__Exercise prompt__
Which lines contain the word "final"? Return each of them as written.

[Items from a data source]
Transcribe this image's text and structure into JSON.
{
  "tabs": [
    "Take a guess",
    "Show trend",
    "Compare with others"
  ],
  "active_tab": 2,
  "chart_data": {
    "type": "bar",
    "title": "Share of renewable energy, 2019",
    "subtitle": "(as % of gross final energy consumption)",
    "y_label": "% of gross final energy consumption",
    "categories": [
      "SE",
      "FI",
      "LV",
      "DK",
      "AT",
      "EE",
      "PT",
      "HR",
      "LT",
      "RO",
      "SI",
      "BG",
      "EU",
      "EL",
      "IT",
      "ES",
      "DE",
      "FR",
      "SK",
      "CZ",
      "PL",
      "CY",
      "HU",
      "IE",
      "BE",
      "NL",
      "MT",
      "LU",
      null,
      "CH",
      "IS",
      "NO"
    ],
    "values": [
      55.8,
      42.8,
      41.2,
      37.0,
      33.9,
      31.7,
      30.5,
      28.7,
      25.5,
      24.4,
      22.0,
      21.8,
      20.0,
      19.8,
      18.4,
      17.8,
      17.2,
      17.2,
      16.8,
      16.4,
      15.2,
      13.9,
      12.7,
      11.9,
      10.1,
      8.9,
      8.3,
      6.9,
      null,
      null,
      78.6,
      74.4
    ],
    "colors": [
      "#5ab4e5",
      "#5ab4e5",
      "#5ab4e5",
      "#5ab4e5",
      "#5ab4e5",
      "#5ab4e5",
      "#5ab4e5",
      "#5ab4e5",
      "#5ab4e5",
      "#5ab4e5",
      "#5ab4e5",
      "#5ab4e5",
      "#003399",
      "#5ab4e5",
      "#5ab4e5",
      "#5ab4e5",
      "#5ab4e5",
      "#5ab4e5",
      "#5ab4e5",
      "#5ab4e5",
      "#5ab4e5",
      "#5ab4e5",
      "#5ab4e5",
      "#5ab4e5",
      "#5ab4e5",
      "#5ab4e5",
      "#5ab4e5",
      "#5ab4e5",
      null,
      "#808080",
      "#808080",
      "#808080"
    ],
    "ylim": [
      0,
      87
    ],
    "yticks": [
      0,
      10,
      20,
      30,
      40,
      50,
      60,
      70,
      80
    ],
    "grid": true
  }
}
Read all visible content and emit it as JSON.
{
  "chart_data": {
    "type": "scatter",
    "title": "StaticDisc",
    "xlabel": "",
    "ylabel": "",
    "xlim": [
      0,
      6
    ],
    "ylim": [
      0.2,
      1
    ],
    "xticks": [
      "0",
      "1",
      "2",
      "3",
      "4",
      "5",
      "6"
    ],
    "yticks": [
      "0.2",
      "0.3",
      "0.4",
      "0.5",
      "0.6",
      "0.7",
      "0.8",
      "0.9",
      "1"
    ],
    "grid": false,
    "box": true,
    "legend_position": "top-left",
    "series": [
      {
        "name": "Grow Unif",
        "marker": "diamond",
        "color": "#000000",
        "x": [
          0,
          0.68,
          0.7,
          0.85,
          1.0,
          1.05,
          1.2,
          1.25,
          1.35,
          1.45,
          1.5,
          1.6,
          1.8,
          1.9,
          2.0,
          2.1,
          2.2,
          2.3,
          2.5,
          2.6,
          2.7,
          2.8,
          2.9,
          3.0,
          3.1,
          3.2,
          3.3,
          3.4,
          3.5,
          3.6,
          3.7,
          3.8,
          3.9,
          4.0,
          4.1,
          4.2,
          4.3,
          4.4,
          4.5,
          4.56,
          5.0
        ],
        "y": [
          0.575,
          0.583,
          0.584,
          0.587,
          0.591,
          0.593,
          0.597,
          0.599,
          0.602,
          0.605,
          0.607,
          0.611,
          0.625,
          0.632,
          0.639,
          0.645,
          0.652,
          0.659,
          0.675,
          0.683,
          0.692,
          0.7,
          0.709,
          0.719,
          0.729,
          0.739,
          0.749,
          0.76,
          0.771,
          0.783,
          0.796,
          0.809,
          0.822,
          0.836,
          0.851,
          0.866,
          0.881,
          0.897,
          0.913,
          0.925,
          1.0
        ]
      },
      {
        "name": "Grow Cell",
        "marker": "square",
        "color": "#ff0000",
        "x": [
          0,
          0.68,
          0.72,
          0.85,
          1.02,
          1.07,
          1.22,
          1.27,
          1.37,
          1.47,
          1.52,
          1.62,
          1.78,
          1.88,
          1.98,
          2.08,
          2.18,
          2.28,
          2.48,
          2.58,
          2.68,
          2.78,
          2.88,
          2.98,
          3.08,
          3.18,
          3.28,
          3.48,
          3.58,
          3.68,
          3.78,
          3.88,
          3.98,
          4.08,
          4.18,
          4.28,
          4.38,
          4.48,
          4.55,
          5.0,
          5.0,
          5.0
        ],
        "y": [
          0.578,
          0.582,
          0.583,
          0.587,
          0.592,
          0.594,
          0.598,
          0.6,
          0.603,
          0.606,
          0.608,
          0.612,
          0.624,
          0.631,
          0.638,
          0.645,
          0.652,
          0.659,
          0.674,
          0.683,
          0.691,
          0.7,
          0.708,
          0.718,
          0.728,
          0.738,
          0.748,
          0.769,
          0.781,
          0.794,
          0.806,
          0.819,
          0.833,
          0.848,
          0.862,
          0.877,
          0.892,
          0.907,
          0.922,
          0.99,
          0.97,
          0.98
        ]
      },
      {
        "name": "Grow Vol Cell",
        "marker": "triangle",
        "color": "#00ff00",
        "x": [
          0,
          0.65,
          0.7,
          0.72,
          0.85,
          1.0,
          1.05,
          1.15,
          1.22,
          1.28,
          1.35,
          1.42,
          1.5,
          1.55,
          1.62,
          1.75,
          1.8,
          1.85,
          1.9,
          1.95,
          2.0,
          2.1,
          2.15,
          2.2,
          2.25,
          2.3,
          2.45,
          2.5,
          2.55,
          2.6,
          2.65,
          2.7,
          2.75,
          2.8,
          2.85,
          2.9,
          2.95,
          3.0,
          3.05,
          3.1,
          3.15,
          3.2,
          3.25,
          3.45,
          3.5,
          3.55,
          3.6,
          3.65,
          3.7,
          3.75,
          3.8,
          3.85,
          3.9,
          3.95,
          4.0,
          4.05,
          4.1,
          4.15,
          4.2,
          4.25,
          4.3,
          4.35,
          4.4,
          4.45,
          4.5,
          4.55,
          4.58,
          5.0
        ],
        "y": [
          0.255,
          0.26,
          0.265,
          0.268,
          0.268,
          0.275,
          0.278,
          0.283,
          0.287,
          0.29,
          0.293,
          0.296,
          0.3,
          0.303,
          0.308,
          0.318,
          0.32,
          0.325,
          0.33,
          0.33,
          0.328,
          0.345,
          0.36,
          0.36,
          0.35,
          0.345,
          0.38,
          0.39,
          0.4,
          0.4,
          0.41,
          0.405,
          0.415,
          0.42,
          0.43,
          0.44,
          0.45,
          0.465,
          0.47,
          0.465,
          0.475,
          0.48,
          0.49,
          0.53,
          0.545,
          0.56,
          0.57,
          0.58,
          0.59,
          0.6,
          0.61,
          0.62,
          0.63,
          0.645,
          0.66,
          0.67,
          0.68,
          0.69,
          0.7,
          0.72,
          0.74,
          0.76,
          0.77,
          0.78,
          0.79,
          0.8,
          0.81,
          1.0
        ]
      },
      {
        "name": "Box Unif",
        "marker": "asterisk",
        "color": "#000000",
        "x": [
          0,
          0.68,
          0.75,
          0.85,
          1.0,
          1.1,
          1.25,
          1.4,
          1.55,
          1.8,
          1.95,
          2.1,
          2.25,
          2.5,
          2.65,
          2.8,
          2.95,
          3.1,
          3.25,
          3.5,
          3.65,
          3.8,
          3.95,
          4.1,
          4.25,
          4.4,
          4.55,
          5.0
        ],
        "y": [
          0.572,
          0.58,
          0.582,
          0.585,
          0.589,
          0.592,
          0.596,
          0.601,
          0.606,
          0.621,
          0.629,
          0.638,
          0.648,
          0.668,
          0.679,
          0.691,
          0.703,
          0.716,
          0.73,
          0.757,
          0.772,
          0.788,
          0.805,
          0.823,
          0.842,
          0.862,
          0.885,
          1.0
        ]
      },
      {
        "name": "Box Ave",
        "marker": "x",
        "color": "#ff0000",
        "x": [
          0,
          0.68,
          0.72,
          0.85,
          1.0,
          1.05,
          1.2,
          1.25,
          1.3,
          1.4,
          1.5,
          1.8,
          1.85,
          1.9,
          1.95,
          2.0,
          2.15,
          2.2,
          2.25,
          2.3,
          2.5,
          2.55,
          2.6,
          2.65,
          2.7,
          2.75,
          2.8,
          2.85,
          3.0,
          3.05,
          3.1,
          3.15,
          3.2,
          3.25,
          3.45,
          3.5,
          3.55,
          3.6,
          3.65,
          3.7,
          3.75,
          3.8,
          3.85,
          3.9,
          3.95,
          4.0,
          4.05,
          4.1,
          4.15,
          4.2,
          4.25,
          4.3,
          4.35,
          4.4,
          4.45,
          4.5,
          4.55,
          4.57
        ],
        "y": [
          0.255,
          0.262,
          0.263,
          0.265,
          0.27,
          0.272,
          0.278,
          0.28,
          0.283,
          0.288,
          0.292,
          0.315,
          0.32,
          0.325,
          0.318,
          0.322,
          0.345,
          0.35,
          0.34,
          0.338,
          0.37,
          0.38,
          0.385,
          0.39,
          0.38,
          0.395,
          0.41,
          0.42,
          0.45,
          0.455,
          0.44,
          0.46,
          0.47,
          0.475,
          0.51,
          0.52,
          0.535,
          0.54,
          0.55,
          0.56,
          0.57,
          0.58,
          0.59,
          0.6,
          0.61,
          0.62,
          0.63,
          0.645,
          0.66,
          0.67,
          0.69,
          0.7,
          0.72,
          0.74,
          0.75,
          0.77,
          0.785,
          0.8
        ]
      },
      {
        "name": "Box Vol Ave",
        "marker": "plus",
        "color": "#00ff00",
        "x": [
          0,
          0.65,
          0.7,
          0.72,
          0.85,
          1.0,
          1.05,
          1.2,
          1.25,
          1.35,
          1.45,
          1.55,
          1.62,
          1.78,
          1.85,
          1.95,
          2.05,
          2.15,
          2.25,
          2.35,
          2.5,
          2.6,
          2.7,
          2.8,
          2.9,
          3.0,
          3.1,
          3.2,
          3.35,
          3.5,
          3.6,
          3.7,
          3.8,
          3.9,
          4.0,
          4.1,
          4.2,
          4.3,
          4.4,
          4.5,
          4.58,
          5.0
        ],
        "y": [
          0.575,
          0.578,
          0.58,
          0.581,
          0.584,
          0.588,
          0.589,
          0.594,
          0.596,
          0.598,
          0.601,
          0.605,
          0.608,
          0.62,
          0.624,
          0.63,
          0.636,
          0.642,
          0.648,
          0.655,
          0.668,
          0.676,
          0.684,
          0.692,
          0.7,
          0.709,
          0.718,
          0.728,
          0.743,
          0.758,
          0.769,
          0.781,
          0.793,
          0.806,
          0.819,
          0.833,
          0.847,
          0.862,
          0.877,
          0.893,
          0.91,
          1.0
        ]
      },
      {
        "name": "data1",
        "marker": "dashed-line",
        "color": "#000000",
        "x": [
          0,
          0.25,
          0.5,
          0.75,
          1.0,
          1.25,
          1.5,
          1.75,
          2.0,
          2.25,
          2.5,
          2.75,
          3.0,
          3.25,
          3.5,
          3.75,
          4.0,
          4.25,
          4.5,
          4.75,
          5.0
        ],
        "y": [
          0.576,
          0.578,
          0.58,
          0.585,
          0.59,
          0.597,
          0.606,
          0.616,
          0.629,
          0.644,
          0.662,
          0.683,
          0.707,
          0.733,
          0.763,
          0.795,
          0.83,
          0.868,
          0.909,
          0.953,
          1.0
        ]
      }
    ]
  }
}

__Output for this exercise__
    "subtitle": "(as % of gross final energy consumption)",
    "y_label": "% of gross final energy consumption",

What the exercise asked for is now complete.